Entries taken from a collection
⁂
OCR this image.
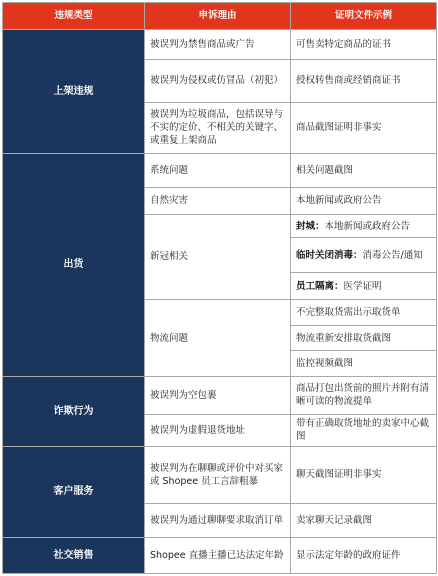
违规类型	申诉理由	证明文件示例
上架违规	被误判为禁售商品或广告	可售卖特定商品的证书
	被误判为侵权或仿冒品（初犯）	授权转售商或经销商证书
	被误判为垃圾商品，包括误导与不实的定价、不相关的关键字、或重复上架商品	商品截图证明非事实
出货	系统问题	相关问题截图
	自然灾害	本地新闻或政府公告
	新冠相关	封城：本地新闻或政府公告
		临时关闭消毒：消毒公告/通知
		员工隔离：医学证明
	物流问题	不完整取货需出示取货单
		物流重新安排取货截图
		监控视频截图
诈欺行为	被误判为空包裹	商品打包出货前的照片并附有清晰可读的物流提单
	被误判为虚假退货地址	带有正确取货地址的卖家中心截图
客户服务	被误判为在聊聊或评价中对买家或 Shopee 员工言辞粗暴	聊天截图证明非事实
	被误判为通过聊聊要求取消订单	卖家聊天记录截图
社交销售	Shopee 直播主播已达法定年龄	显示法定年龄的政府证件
⁂
_Task instructions_
Work out how many lines of the listing above include "Shopee". Answer with the number and nothing more.

_The reply_
2